* BRIEF *
Draw out every line with the word "value" from the listing below.

::: AVAILABLE DATA

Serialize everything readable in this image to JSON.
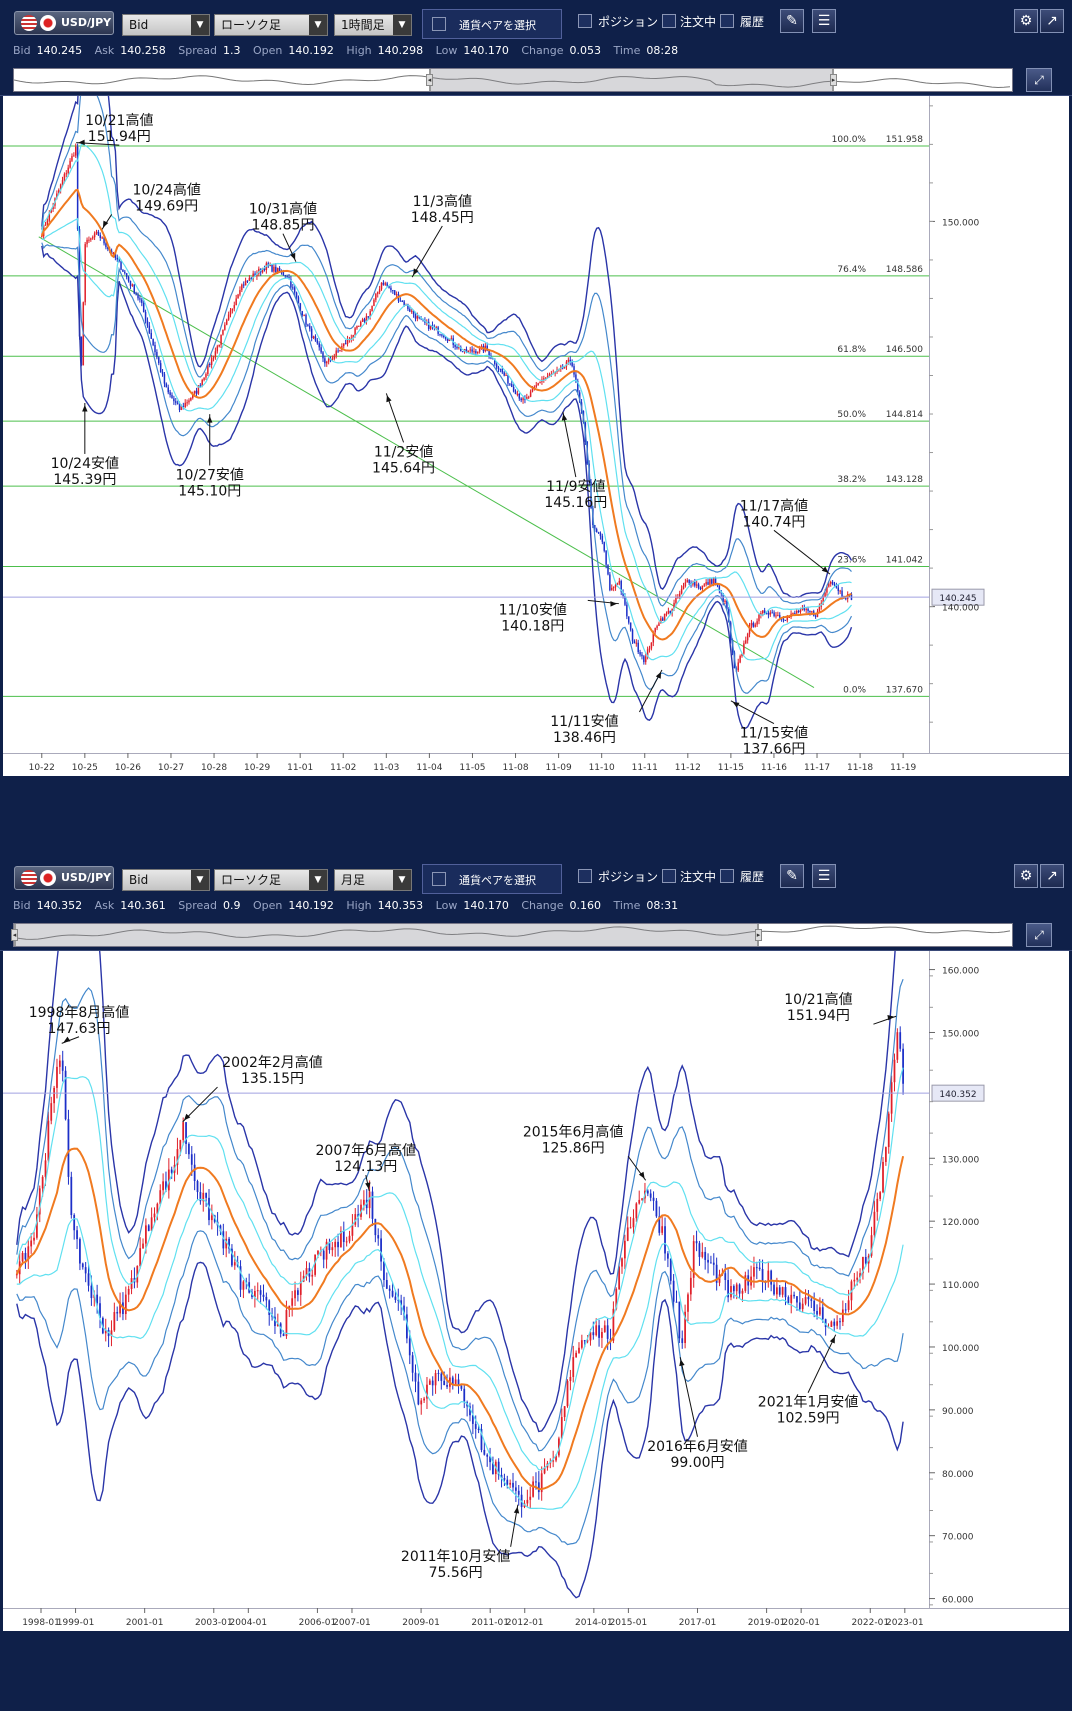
{
  "panels": [
    {
      "pair": "USD/JPY",
      "price_type": "Bid",
      "chart_type": "ローソク足",
      "timeframe": "1時間足",
      "pair_select": "通貨ペアを選択",
      "position": "ポジション",
      "orders": "注文中",
      "history": "履歴",
      "quote": {
        "bid_label": "Bid",
        "bid": "140.245",
        "ask_label": "Ask",
        "ask": "140.258",
        "spread_label": "Spread",
        "spread": "1.3",
        "open_label": "Open",
        "open": "140.192",
        "high_label": "High",
        "high": "140.298",
        "low_label": "Low",
        "low": "140.170",
        "change_label": "Change",
        "change": "0.053",
        "time_label": "Time",
        "time": "08:28"
      }
    },
    {
      "pair": "USD/JPY",
      "price_type": "Bid",
      "chart_type": "ローソク足",
      "timeframe": "月足",
      "pair_select": "通貨ペアを選択",
      "position": "ポジション",
      "orders": "注文中",
      "history": "履歴",
      "quote": {
        "bid_label": "Bid",
        "bid": "140.352",
        "ask_label": "Ask",
        "ask": "140.361",
        "spread_label": "Spread",
        "spread": "0.9",
        "open_label": "Open",
        "open": "140.192",
        "high_label": "High",
        "high": "140.353",
        "low_label": "Low",
        "low": "140.170",
        "change_label": "Change",
        "change": "0.160",
        "time_label": "Time",
        "time": "08:31"
      }
    }
  ],
  "colors": {
    "bg": "#0f2049",
    "grid": "#4cbf4c",
    "up": "#e0202a",
    "down": "#1c2fc8",
    "ma": "#f07a20",
    "band1": "#60e0f0",
    "band2": "#4488cc",
    "band3": "#2a35a8",
    "price_line": "#a0a0e0"
  },
  "chart_data": [
    {
      "type": "candlestick",
      "ylim": [
        136.2,
        153.1
      ],
      "x_ticks": [
        "10-22",
        "10-25",
        "10-26",
        "10-27",
        "10-28",
        "10-29",
        "11-01",
        "11-02",
        "11-03",
        "11-04",
        "11-05",
        "11-08",
        "11-09",
        "11-10",
        "11-11",
        "11-12",
        "11-15",
        "11-16",
        "11-17",
        "11-18",
        "11-19"
      ],
      "y_ticks": [
        "150.000",
        "140.000"
      ],
      "current_price": {
        "value": 140.245,
        "label": "140.245"
      },
      "fibonacci": [
        {
          "label": "100.0%",
          "value": "151.958",
          "v": 151.958
        },
        {
          "label": "76.4%",
          "value": "148.586",
          "v": 148.586
        },
        {
          "label": "61.8%",
          "value": "146.500",
          "v": 146.5
        },
        {
          "label": "50.0%",
          "value": "144.814",
          "v": 144.814
        },
        {
          "label": "38.2%",
          "value": "143.128",
          "v": 143.128
        },
        {
          "label": "23.6%",
          "value": "141.042",
          "v": 141.042
        },
        {
          "label": "0.0%",
          "value": "137.670",
          "v": 137.67
        }
      ],
      "trendline": [
        {
          "x": 0,
          "y": 149.6
        },
        {
          "x": 18,
          "y": 137.9
        }
      ],
      "path": [
        [
          0,
          149.7
        ],
        [
          0.8,
          151.94
        ],
        [
          0.9,
          145.4
        ],
        [
          1,
          149.4
        ],
        [
          1.3,
          149.69
        ],
        [
          1.8,
          148.9
        ],
        [
          2.3,
          147.9
        ],
        [
          2.9,
          145.6
        ],
        [
          3.2,
          145.12
        ],
        [
          3.6,
          145.6
        ],
        [
          4.1,
          146.8
        ],
        [
          4.6,
          148.3
        ],
        [
          5.2,
          148.85
        ],
        [
          5.7,
          148.6
        ],
        [
          6.2,
          147.2
        ],
        [
          6.6,
          146.3
        ],
        [
          7.1,
          146.9
        ],
        [
          7.6,
          147.6
        ],
        [
          7.9,
          148.45
        ],
        [
          8.3,
          148.0
        ],
        [
          8.8,
          147.4
        ],
        [
          9.3,
          147.1
        ],
        [
          9.8,
          146.6
        ],
        [
          10.3,
          146.7
        ],
        [
          10.8,
          145.9
        ],
        [
          11.2,
          145.3
        ],
        [
          11.6,
          145.9
        ],
        [
          12.0,
          146.1
        ],
        [
          12.3,
          146.4
        ],
        [
          12.6,
          144.6
        ],
        [
          12.8,
          142.0
        ],
        [
          13.0,
          141.8
        ],
        [
          13.2,
          140.4
        ],
        [
          13.4,
          140.7
        ],
        [
          13.7,
          139.2
        ],
        [
          14.0,
          138.6
        ],
        [
          14.3,
          139.6
        ],
        [
          14.6,
          139.9
        ],
        [
          15.0,
          140.7
        ],
        [
          15.3,
          140.5
        ],
        [
          15.6,
          140.7
        ],
        [
          15.9,
          140.0
        ],
        [
          16.1,
          138.2
        ],
        [
          16.4,
          139.4
        ],
        [
          16.8,
          139.9
        ],
        [
          17.3,
          139.7
        ],
        [
          17.6,
          139.9
        ],
        [
          18.0,
          139.8
        ],
        [
          18.3,
          140.74
        ],
        [
          18.6,
          140.3
        ],
        [
          18.8,
          140.25
        ]
      ],
      "annotations": [
        {
          "date": "10/21高値",
          "price": "151.94円",
          "tx": 0.8,
          "ty": 151.94,
          "lx": 1.8,
          "ly": 152.5
        },
        {
          "date": "10/24高値",
          "price": "149.69円",
          "tx": 1.4,
          "ty": 149.69,
          "lx": 2.9,
          "ly": 150.7
        },
        {
          "date": "10/31高値",
          "price": "148.85円",
          "tx": 5.9,
          "ty": 148.85,
          "lx": 5.6,
          "ly": 150.2
        },
        {
          "date": "11/3高値",
          "price": "148.45円",
          "tx": 8.6,
          "ty": 148.45,
          "lx": 9.3,
          "ly": 150.4
        },
        {
          "date": "10/24安値",
          "price": "145.39円",
          "tx": 1.0,
          "ty": 145.39,
          "lx": 1.0,
          "ly": 143.6
        },
        {
          "date": "10/27安値",
          "price": "145.10円",
          "tx": 3.9,
          "ty": 145.1,
          "lx": 3.9,
          "ly": 143.3
        },
        {
          "date": "11/2安値",
          "price": "145.64円",
          "tx": 8.0,
          "ty": 145.64,
          "lx": 8.4,
          "ly": 143.9
        },
        {
          "date": "11/9安値",
          "price": "145.16円",
          "tx": 12.1,
          "ty": 145.16,
          "lx": 12.4,
          "ly": 143.0
        },
        {
          "date": "11/10安値",
          "price": "140.18円",
          "tx": 13.4,
          "ty": 140.18,
          "lx": 11.4,
          "ly": 139.8
        },
        {
          "date": "11/11安値",
          "price": "138.46円",
          "tx": 14.4,
          "ty": 138.46,
          "lx": 12.6,
          "ly": 136.9
        },
        {
          "date": "11/15安値",
          "price": "137.66円",
          "tx": 16.0,
          "ty": 137.66,
          "lx": 17.0,
          "ly": 136.6
        },
        {
          "date": "11/17高値",
          "price": "140.74円",
          "tx": 18.3,
          "ty": 140.74,
          "lx": 17.0,
          "ly": 142.5
        }
      ]
    },
    {
      "type": "candlestick",
      "ylim": [
        58.5,
        162.0
      ],
      "x_ticks": [
        "1998-01",
        "1999-01",
        "2001-01",
        "2003-01",
        "2004-01",
        "2006-01",
        "2007-01",
        "2009-01",
        "2011-01",
        "2012-01",
        "2014-01",
        "2015-01",
        "2017-01",
        "2019-01",
        "2020-01",
        "2022-01",
        "2023-01"
      ],
      "y_ticks": [
        "160.000",
        "150.000",
        "130.000",
        "120.000",
        "110.000",
        "100.000",
        "90.000",
        "80.000",
        "70.000",
        "60.000"
      ],
      "current_price": {
        "value": 140.352,
        "label": "140.352"
      },
      "path": [
        [
          1997.3,
          113
        ],
        [
          1997.8,
          118
        ],
        [
          1998.3,
          138
        ],
        [
          1998.6,
          147.63
        ],
        [
          1998.9,
          118
        ],
        [
          1999.5,
          108
        ],
        [
          1999.9,
          102
        ],
        [
          2000.5,
          108
        ],
        [
          2001.3,
          123
        ],
        [
          2001.8,
          128
        ],
        [
          2002.1,
          135.15
        ],
        [
          2002.6,
          124
        ],
        [
          2003.2,
          118
        ],
        [
          2003.8,
          110
        ],
        [
          2004.4,
          107
        ],
        [
          2005.0,
          103
        ],
        [
          2005.6,
          111
        ],
        [
          2006.2,
          115
        ],
        [
          2006.7,
          117
        ],
        [
          2007.5,
          124.13
        ],
        [
          2007.9,
          112
        ],
        [
          2008.5,
          105
        ],
        [
          2008.9,
          92
        ],
        [
          2009.5,
          96
        ],
        [
          2010.3,
          92
        ],
        [
          2010.9,
          82
        ],
        [
          2011.5,
          79
        ],
        [
          2011.8,
          75.56
        ],
        [
          2012.4,
          78
        ],
        [
          2012.9,
          82
        ],
        [
          2013.4,
          99
        ],
        [
          2013.9,
          103
        ],
        [
          2014.5,
          102
        ],
        [
          2014.9,
          118
        ],
        [
          2015.5,
          125.86
        ],
        [
          2016.0,
          118
        ],
        [
          2016.4,
          106
        ],
        [
          2016.5,
          99.0
        ],
        [
          2016.9,
          116
        ],
        [
          2017.5,
          112
        ],
        [
          2018.0,
          108
        ],
        [
          2018.8,
          112
        ],
        [
          2019.4,
          109
        ],
        [
          2019.8,
          108
        ],
        [
          2020.4,
          106
        ],
        [
          2020.9,
          103.5
        ],
        [
          2021.0,
          102.59
        ],
        [
          2021.5,
          110
        ],
        [
          2021.9,
          114
        ],
        [
          2022.3,
          125
        ],
        [
          2022.6,
          140
        ],
        [
          2022.8,
          151.94
        ],
        [
          2022.95,
          140.35
        ]
      ],
      "annotations": [
        {
          "date": "1998年8月高値",
          "price": "147.63円",
          "tx": 1998.6,
          "ty": 147.63,
          "lx": 1999.1,
          "ly": 152.5
        },
        {
          "date": "2002年2月高値",
          "price": "135.15円",
          "tx": 2002.1,
          "ty": 135.15,
          "lx": 2004.7,
          "ly": 144.5
        },
        {
          "date": "2007年6月高値",
          "price": "124.13円",
          "tx": 2007.5,
          "ty": 124.13,
          "lx": 2007.4,
          "ly": 130.5
        },
        {
          "date": "2015年6月高値",
          "price": "125.86円",
          "tx": 2015.5,
          "ty": 125.86,
          "lx": 2013.4,
          "ly": 133.5
        },
        {
          "date": "10/21高値",
          "price": "151.94円",
          "tx": 2022.75,
          "ty": 151.94,
          "lx": 2020.5,
          "ly": 154.5
        },
        {
          "date": "2011年10月安値",
          "price": "75.56円",
          "tx": 2011.8,
          "ty": 75.56,
          "lx": 2010.0,
          "ly": 66.0
        },
        {
          "date": "2016年6月安値",
          "price": "99.00円",
          "tx": 2016.5,
          "ty": 99.0,
          "lx": 2017.0,
          "ly": 83.5
        },
        {
          "date": "2021年1月安値",
          "price": "102.59円",
          "tx": 2021.0,
          "ty": 102.59,
          "lx": 2020.2,
          "ly": 90.5
        }
      ]
    }
  ]
}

::::::

* EXERCISE RESULT *
        "value": 140.245,
          "value": "151.958",
          "value": "148.586",
          "value": "146.500",
          "value": "144.814",
          "value": "143.128",
          "value": "141.042",
          "value": "137.670",
        "value": 140.352,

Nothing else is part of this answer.